(Data items)
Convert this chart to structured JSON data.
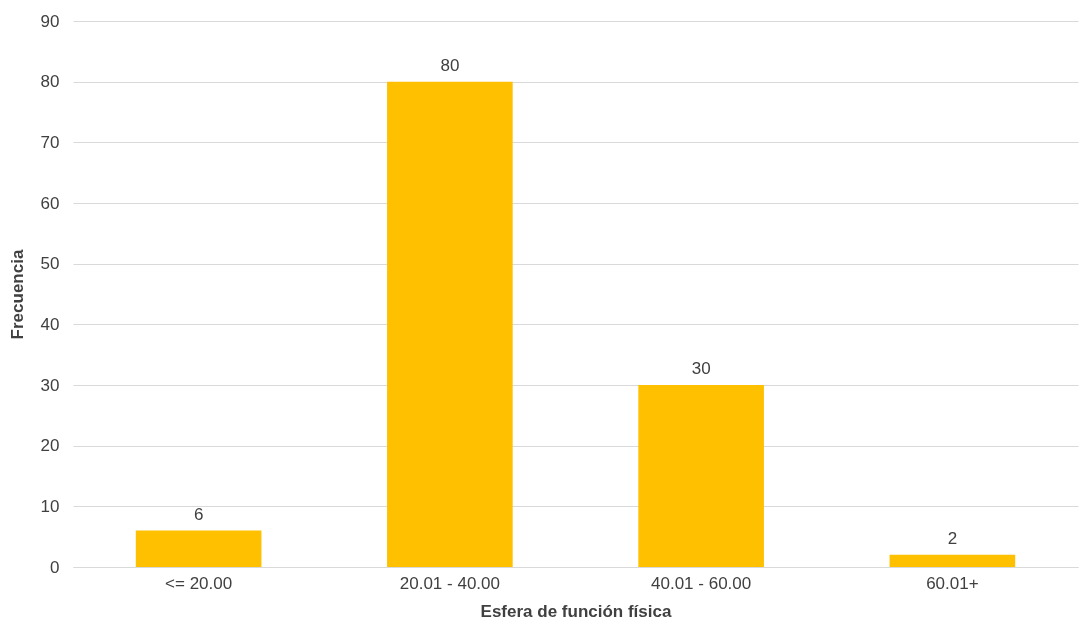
{
  "chart_data": {
    "type": "bar",
    "xlabel": "Esfera de función física",
    "ylabel": "Frecuencia",
    "categories": [
      "<= 20.00",
      "20.01 - 40.00",
      "40.01 - 60.00",
      "60.01+"
    ],
    "values": [
      6,
      80,
      30,
      2
    ],
    "color": "#ffc000",
    "ylim": [
      0,
      90
    ],
    "yticks": [
      0,
      10,
      20,
      30,
      40,
      50,
      60,
      70,
      80,
      90
    ],
    "grid": "y",
    "data_labels": true
  }
}
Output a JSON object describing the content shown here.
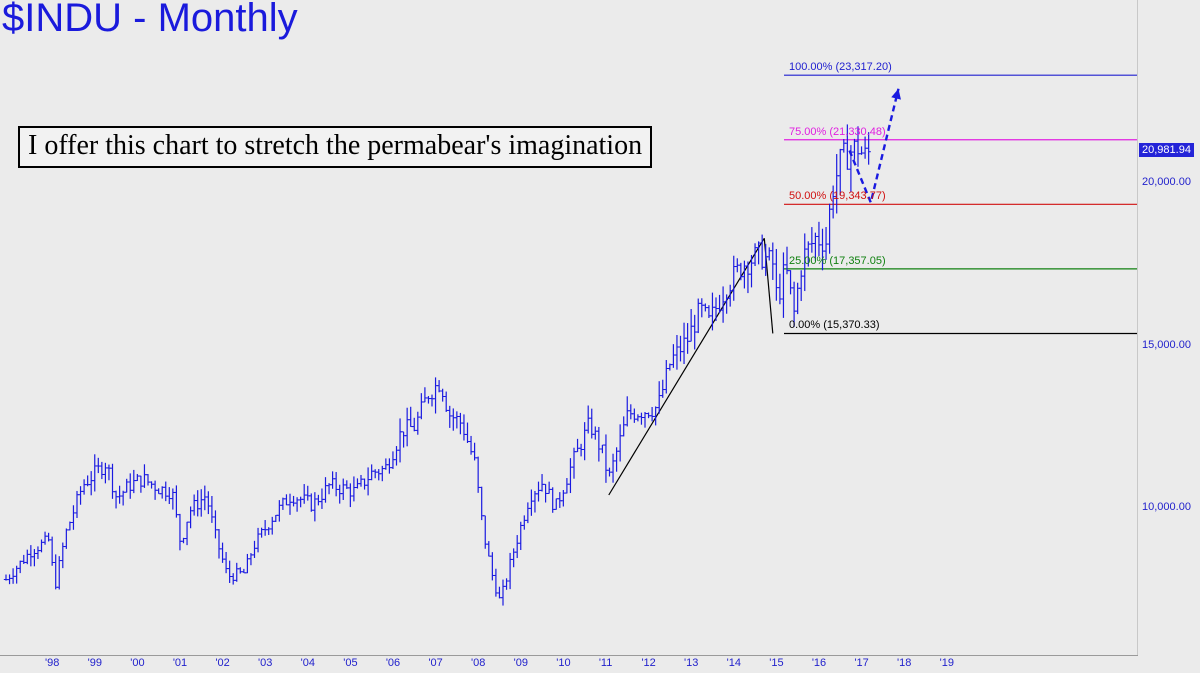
{
  "chart_data": {
    "type": "ohlc",
    "title": "$INDU - Monthly",
    "annotation": "I offer this chart to stretch the permabear's imagination",
    "x_tick_labels": [
      "'98",
      "'99",
      "'00",
      "'01",
      "'02",
      "'03",
      "'04",
      "'05",
      "'06",
      "'07",
      "'08",
      "'09",
      "'10",
      "'11",
      "'12",
      "'13",
      "'14",
      "'15",
      "'16",
      "'17",
      "'18",
      "'19"
    ],
    "y_tick_values": [
      10000,
      15000,
      20000
    ],
    "y_tick_labels": [
      "10,000.00",
      "15,000.00",
      "20,000.00"
    ],
    "ylim": [
      6000,
      25200
    ],
    "xlim": [
      1997.6,
      2024.3
    ],
    "last_price": {
      "value": 20981.94,
      "label": "20,981.94"
    },
    "fib_levels": [
      {
        "level": 100.0,
        "value": 23317.2,
        "label": "100.00% (23,317.20)",
        "color": "#2020d0"
      },
      {
        "level": 75.0,
        "value": 21330.48,
        "label": "75.00% (21,330.48)",
        "color": "#e020e0"
      },
      {
        "level": 50.0,
        "value": 19343.77,
        "label": "50.00% (19,343.77)",
        "color": "#d01010"
      },
      {
        "level": 25.0,
        "value": 17357.05,
        "label": "25.00% (17,357.05)",
        "color": "#108010"
      },
      {
        "level": 0.0,
        "value": 15370.33,
        "label": "0.00% (15,370.33)",
        "color": "#000000"
      }
    ],
    "trend_lines": [
      {
        "from": [
          2011.75,
          10400
        ],
        "to": [
          2015.4,
          18300
        ]
      },
      {
        "from": [
          2015.4,
          18300
        ],
        "to": [
          2015.6,
          15370.33
        ]
      }
    ],
    "projection": [
      [
        2017.4,
        21000
      ],
      [
        2017.9,
        19400
      ],
      [
        2018.55,
        22900
      ]
    ],
    "monthly_close_anchors": [
      [
        1997.6,
        7800
      ],
      [
        1998.2,
        8700
      ],
      [
        1998.6,
        9000
      ],
      [
        1998.75,
        7600
      ],
      [
        1999.0,
        9200
      ],
      [
        1999.4,
        10700
      ],
      [
        1999.95,
        11400
      ],
      [
        2000.2,
        10300
      ],
      [
        2000.5,
        10700
      ],
      [
        2000.8,
        10900
      ],
      [
        2001.2,
        10600
      ],
      [
        2001.5,
        10500
      ],
      [
        2001.7,
        8900
      ],
      [
        2001.9,
        9900
      ],
      [
        2002.3,
        10400
      ],
      [
        2002.5,
        9200
      ],
      [
        2002.8,
        7900
      ],
      [
        2003.2,
        8000
      ],
      [
        2003.4,
        8800
      ],
      [
        2003.9,
        9800
      ],
      [
        2004.3,
        10400
      ],
      [
        2004.8,
        10100
      ],
      [
        2005.2,
        10700
      ],
      [
        2005.8,
        10500
      ],
      [
        2006.2,
        11100
      ],
      [
        2006.5,
        11200
      ],
      [
        2006.9,
        12400
      ],
      [
        2007.2,
        12500
      ],
      [
        2007.5,
        13500
      ],
      [
        2007.8,
        13900
      ],
      [
        2008.0,
        12900
      ],
      [
        2008.3,
        12600
      ],
      [
        2008.6,
        11400
      ],
      [
        2008.8,
        9300
      ],
      [
        2009.0,
        8000
      ],
      [
        2009.2,
        7100
      ],
      [
        2009.5,
        8600
      ],
      [
        2009.9,
        10400
      ],
      [
        2010.2,
        10800
      ],
      [
        2010.5,
        10000
      ],
      [
        2010.9,
        11400
      ],
      [
        2011.3,
        12600
      ],
      [
        2011.6,
        11700
      ],
      [
        2011.75,
        10900
      ],
      [
        2012.2,
        12900
      ],
      [
        2012.6,
        13000
      ],
      [
        2012.9,
        13100
      ],
      [
        2013.2,
        14500
      ],
      [
        2013.6,
        15200
      ],
      [
        2013.9,
        16100
      ],
      [
        2014.1,
        15700
      ],
      [
        2014.5,
        16800
      ],
      [
        2014.9,
        17500
      ],
      [
        2015.3,
        17800
      ],
      [
        2015.6,
        17500
      ],
      [
        2015.7,
        16400
      ],
      [
        2015.9,
        17400
      ],
      [
        2016.1,
        16000
      ],
      [
        2016.3,
        17700
      ],
      [
        2016.6,
        18300
      ],
      [
        2016.85,
        18200
      ],
      [
        2017.0,
        19800
      ],
      [
        2017.2,
        20700
      ],
      [
        2017.45,
        21000
      ],
      [
        2017.6,
        21100
      ],
      [
        2017.75,
        20800
      ],
      [
        2017.9,
        20981.94
      ]
    ]
  }
}
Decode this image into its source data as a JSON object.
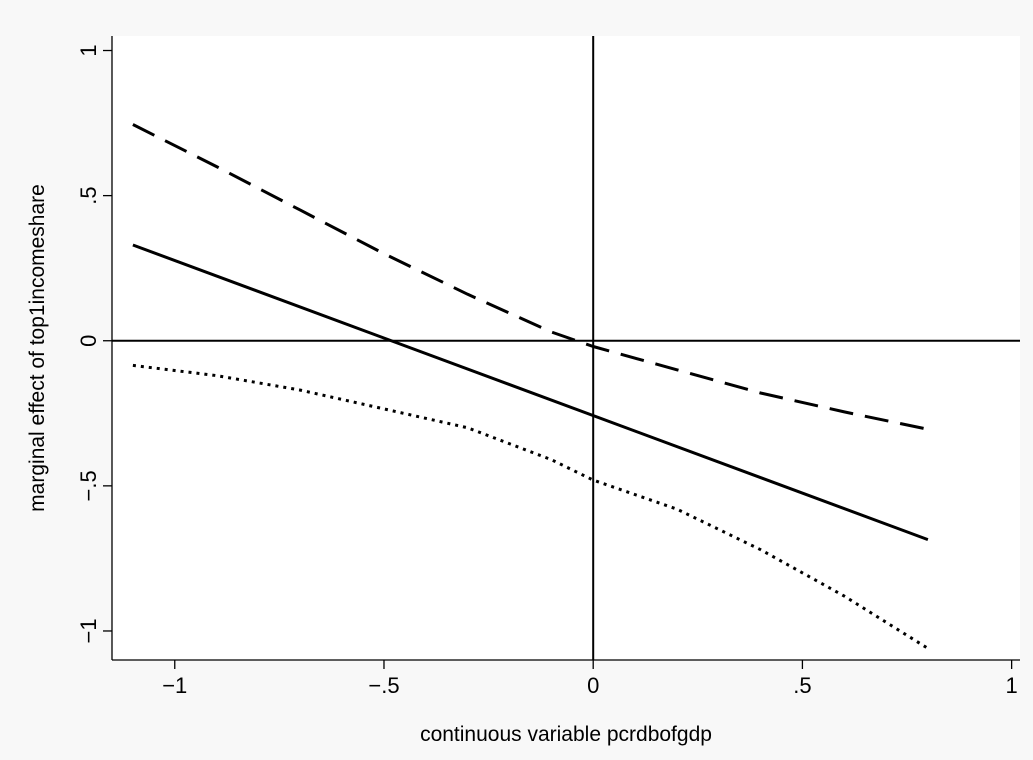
{
  "chart_data": {
    "type": "line",
    "xlabel": "continuous variable pcrdbofgdp",
    "ylabel": "marginal effect of top1incomeshare",
    "xlim": [
      -1.15,
      1.02
    ],
    "ylim": [
      -1.1,
      1.05
    ],
    "x_ticks": [
      {
        "value": -1,
        "label": "−1"
      },
      {
        "value": -0.5,
        "label": "−.5"
      },
      {
        "value": 0,
        "label": "0"
      },
      {
        "value": 0.5,
        "label": ".5"
      },
      {
        "value": 1,
        "label": "1"
      }
    ],
    "y_ticks": [
      {
        "value": -1,
        "label": "−1"
      },
      {
        "value": -0.5,
        "label": "−.5"
      },
      {
        "value": 0,
        "label": "0"
      },
      {
        "value": 0.5,
        "label": ".5"
      },
      {
        "value": 1,
        "label": "1"
      }
    ],
    "reference_lines": {
      "x": 0,
      "y": 0
    },
    "grid": false,
    "legend": "none",
    "series": [
      {
        "style": "solid",
        "x": [
          -1.1,
          0.8
        ],
        "y": [
          0.33,
          -0.685
        ]
      },
      {
        "style": "dashed",
        "x": [
          -1.1,
          -0.9,
          -0.7,
          -0.5,
          -0.3,
          -0.1,
          0.0,
          0.2,
          0.4,
          0.6,
          0.8
        ],
        "y": [
          0.745,
          0.6,
          0.45,
          0.3,
          0.16,
          0.03,
          -0.02,
          -0.1,
          -0.18,
          -0.245,
          -0.305
        ]
      },
      {
        "style": "dotted",
        "x": [
          -1.1,
          -0.9,
          -0.7,
          -0.5,
          -0.3,
          -0.1,
          0.0,
          0.2,
          0.4,
          0.6,
          0.8
        ],
        "y": [
          -0.085,
          -0.12,
          -0.17,
          -0.235,
          -0.3,
          -0.41,
          -0.48,
          -0.58,
          -0.72,
          -0.88,
          -1.06
        ]
      }
    ]
  }
}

_What is being asked_. Without the pictures, extract every entry verbatim.

_Exercise response_.
Convert this chart to structured JSON data.
{
  "chart_data": {
    "type": "bar",
    "xlabel": "Esfera de función física",
    "ylabel": "Frecuencia",
    "categories": [
      "<= 20.00",
      "20.01 - 40.00",
      "40.01 - 60.00",
      "60.01+"
    ],
    "values": [
      6,
      80,
      30,
      2
    ],
    "color": "#ffc000",
    "ylim": [
      0,
      90
    ],
    "yticks": [
      0,
      10,
      20,
      30,
      40,
      50,
      60,
      70,
      80,
      90
    ],
    "grid": "y",
    "data_labels": true
  }
}
Output a JSON object describing the content shown here.
{
  "chart_data": {
    "type": "ohlc",
    "title": "$INDU - Monthly",
    "annotation": "I offer this chart to stretch the permabear's imagination",
    "x_tick_labels": [
      "'98",
      "'99",
      "'00",
      "'01",
      "'02",
      "'03",
      "'04",
      "'05",
      "'06",
      "'07",
      "'08",
      "'09",
      "'10",
      "'11",
      "'12",
      "'13",
      "'14",
      "'15",
      "'16",
      "'17",
      "'18",
      "'19"
    ],
    "y_tick_values": [
      10000,
      15000,
      20000
    ],
    "y_tick_labels": [
      "10,000.00",
      "15,000.00",
      "20,000.00"
    ],
    "ylim": [
      6000,
      25200
    ],
    "xlim": [
      1997.6,
      2024.3
    ],
    "last_price": {
      "value": 20981.94,
      "label": "20,981.94"
    },
    "fib_levels": [
      {
        "level": 100.0,
        "value": 23317.2,
        "label": "100.00% (23,317.20)",
        "color": "#2020d0"
      },
      {
        "level": 75.0,
        "value": 21330.48,
        "label": "75.00% (21,330.48)",
        "color": "#e020e0"
      },
      {
        "level": 50.0,
        "value": 19343.77,
        "label": "50.00% (19,343.77)",
        "color": "#d01010"
      },
      {
        "level": 25.0,
        "value": 17357.05,
        "label": "25.00% (17,357.05)",
        "color": "#108010"
      },
      {
        "level": 0.0,
        "value": 15370.33,
        "label": "0.00% (15,370.33)",
        "color": "#000000"
      }
    ],
    "trend_lines": [
      {
        "from": [
          2011.75,
          10400
        ],
        "to": [
          2015.4,
          18300
        ]
      },
      {
        "from": [
          2015.4,
          18300
        ],
        "to": [
          2015.6,
          15370.33
        ]
      }
    ],
    "projection": [
      [
        2017.4,
        21000
      ],
      [
        2017.9,
        19400
      ],
      [
        2018.55,
        22900
      ]
    ],
    "monthly_close_anchors": [
      [
        1997.6,
        7800
      ],
      [
        1998.2,
        8700
      ],
      [
        1998.6,
        9000
      ],
      [
        1998.75,
        7600
      ],
      [
        1999.0,
        9200
      ],
      [
        1999.4,
        10700
      ],
      [
        1999.95,
        11400
      ],
      [
        2000.2,
        10300
      ],
      [
        2000.5,
        10700
      ],
      [
        2000.8,
        10900
      ],
      [
        2001.2,
        10600
      ],
      [
        2001.5,
        10500
      ],
      [
        2001.7,
        8900
      ],
      [
        2001.9,
        9900
      ],
      [
        2002.3,
        10400
      ],
      [
        2002.5,
        9200
      ],
      [
        2002.8,
        7900
      ],
      [
        2003.2,
        8000
      ],
      [
        2003.4,
        8800
      ],
      [
        2003.9,
        9800
      ],
      [
        2004.3,
        10400
      ],
      [
        2004.8,
        10100
      ],
      [
        2005.2,
        10700
      ],
      [
        2005.8,
        10500
      ],
      [
        2006.2,
        11100
      ],
      [
        2006.5,
        11200
      ],
      [
        2006.9,
        12400
      ],
      [
        2007.2,
        12500
      ],
      [
        2007.5,
        13500
      ],
      [
        2007.8,
        13900
      ],
      [
        2008.0,
        12900
      ],
      [
        2008.3,
        12600
      ],
      [
        2008.6,
        11400
      ],
      [
        2008.8,
        9300
      ],
      [
        2009.0,
        8000
      ],
      [
        2009.2,
        7100
      ],
      [
        2009.5,
        8600
      ],
      [
        2009.9,
        10400
      ],
      [
        2010.2,
        10800
      ],
      [
        2010.5,
        10000
      ],
      [
        2010.9,
        11400
      ],
      [
        2011.3,
        12600
      ],
      [
        2011.6,
        11700
      ],
      [
        2011.75,
        10900
      ],
      [
        2012.2,
        12900
      ],
      [
        2012.6,
        13000
      ],
      [
        2012.9,
        13100
      ],
      [
        2013.2,
        14500
      ],
      [
        2013.6,
        15200
      ],
      [
        2013.9,
        16100
      ],
      [
        2014.1,
        15700
      ],
      [
        2014.5,
        16800
      ],
      [
        2014.9,
        17500
      ],
      [
        2015.3,
        17800
      ],
      [
        2015.6,
        17500
      ],
      [
        2015.7,
        16400
      ],
      [
        2015.9,
        17400
      ],
      [
        2016.1,
        16000
      ],
      [
        2016.3,
        17700
      ],
      [
        2016.6,
        18300
      ],
      [
        2016.85,
        18200
      ],
      [
        2017.0,
        19800
      ],
      [
        2017.2,
        20700
      ],
      [
        2017.45,
        21000
      ],
      [
        2017.6,
        21100
      ],
      [
        2017.75,
        20800
      ],
      [
        2017.9,
        20981.94
      ]
    ]
  }
}
Decode this image into its source data as a JSON object.
{
  "chart_data": {
    "type": "line",
    "xlabel": "continuous variable pcrdbofgdp",
    "ylabel": "marginal effect of top1incomeshare",
    "xlim": [
      -1.15,
      1.02
    ],
    "ylim": [
      -1.1,
      1.05
    ],
    "x_ticks": [
      {
        "value": -1,
        "label": "−1"
      },
      {
        "value": -0.5,
        "label": "−.5"
      },
      {
        "value": 0,
        "label": "0"
      },
      {
        "value": 0.5,
        "label": ".5"
      },
      {
        "value": 1,
        "label": "1"
      }
    ],
    "y_ticks": [
      {
        "value": -1,
        "label": "−1"
      },
      {
        "value": -0.5,
        "label": "−.5"
      },
      {
        "value": 0,
        "label": "0"
      },
      {
        "value": 0.5,
        "label": ".5"
      },
      {
        "value": 1,
        "label": "1"
      }
    ],
    "reference_lines": {
      "x": 0,
      "y": 0
    },
    "grid": false,
    "legend": "none",
    "series": [
      {
        "style": "solid",
        "x": [
          -1.1,
          0.8
        ],
        "y": [
          0.33,
          -0.685
        ]
      },
      {
        "style": "dashed",
        "x": [
          -1.1,
          -0.9,
          -0.7,
          -0.5,
          -0.3,
          -0.1,
          0.0,
          0.2,
          0.4,
          0.6,
          0.8
        ],
        "y": [
          0.745,
          0.6,
          0.45,
          0.3,
          0.16,
          0.03,
          -0.02,
          -0.1,
          -0.18,
          -0.245,
          -0.305
        ]
      },
      {
        "style": "dotted",
        "x": [
          -1.1,
          -0.9,
          -0.7,
          -0.5,
          -0.3,
          -0.1,
          0.0,
          0.2,
          0.4,
          0.6,
          0.8
        ],
        "y": [
          -0.085,
          -0.12,
          -0.17,
          -0.235,
          -0.3,
          -0.41,
          -0.48,
          -0.58,
          -0.72,
          -0.88,
          -1.06
        ]
      }
    ]
  }
}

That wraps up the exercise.